**Goal of the exercise**: Retype the records word for word, starting at the beginning and ending at the line containing "legend-label: 茎(芯): [126, 73, 161, 87]", with both ends included.

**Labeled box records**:

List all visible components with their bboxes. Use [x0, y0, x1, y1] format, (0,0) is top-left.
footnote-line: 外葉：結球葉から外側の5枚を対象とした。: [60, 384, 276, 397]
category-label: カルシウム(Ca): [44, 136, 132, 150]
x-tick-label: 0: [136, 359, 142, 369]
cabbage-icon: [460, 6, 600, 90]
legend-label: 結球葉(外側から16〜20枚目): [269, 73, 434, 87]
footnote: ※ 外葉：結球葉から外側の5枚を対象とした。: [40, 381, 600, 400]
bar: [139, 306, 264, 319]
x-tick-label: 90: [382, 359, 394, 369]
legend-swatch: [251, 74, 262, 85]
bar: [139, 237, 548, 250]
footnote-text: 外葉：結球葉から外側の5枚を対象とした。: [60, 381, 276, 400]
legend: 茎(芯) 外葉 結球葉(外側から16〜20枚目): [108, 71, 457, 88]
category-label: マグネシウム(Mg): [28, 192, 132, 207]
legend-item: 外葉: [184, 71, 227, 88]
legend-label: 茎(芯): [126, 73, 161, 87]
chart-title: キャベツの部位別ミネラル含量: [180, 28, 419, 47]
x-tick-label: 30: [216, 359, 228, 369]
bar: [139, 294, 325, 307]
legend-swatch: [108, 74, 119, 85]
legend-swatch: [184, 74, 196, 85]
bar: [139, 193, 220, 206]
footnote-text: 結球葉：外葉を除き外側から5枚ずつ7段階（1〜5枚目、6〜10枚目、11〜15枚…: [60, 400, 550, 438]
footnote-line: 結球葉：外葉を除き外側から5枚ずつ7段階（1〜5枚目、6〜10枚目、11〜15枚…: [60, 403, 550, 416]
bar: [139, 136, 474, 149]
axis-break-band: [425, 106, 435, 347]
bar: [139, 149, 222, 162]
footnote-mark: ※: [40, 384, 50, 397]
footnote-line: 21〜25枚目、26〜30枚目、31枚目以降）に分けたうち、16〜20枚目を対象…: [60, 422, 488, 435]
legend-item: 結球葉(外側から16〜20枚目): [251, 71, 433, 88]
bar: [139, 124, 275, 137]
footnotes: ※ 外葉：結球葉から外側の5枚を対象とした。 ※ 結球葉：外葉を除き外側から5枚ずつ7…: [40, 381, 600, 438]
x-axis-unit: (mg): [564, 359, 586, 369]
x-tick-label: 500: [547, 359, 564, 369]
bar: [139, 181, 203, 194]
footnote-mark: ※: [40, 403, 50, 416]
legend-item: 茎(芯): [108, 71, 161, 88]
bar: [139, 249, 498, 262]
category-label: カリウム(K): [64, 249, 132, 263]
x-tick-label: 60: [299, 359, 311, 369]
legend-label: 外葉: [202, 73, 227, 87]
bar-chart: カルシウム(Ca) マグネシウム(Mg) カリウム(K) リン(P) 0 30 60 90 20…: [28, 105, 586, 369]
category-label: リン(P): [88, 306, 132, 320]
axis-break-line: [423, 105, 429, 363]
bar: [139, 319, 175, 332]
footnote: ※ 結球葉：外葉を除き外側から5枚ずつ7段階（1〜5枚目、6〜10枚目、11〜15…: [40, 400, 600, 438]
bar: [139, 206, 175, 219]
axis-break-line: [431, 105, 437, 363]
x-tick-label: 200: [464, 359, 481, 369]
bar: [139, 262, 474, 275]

**Result for this exercise**:
List all visible components with their bboxes. Use [x0, y0, x1, y1] format, (0,0) is top-left.
footnote-line: 外葉：結球葉から外側の5枚を対象とした。: [60, 384, 276, 397]
category-label: カルシウム(Ca): [44, 136, 132, 150]
x-tick-label: 0: [136, 359, 142, 369]
cabbage-icon: [460, 6, 600, 90]
legend-label: 結球葉(外側から16〜20枚目): [269, 73, 434, 87]
footnote: ※ 外葉：結球葉から外側の5枚を対象とした。: [40, 381, 600, 400]
bar: [139, 306, 264, 319]
x-tick-label: 90: [382, 359, 394, 369]
legend-swatch: [251, 74, 262, 85]
bar: [139, 237, 548, 250]
footnote-text: 外葉：結球葉から外側の5枚を対象とした。: [60, 381, 276, 400]
legend: 茎(芯) 外葉 結球葉(外側から16〜20枚目): [108, 71, 457, 88]
category-label: マグネシウム(Mg): [28, 192, 132, 207]
legend-item: 外葉: [184, 71, 227, 88]
legend-label: 茎(芯): [126, 73, 161, 87]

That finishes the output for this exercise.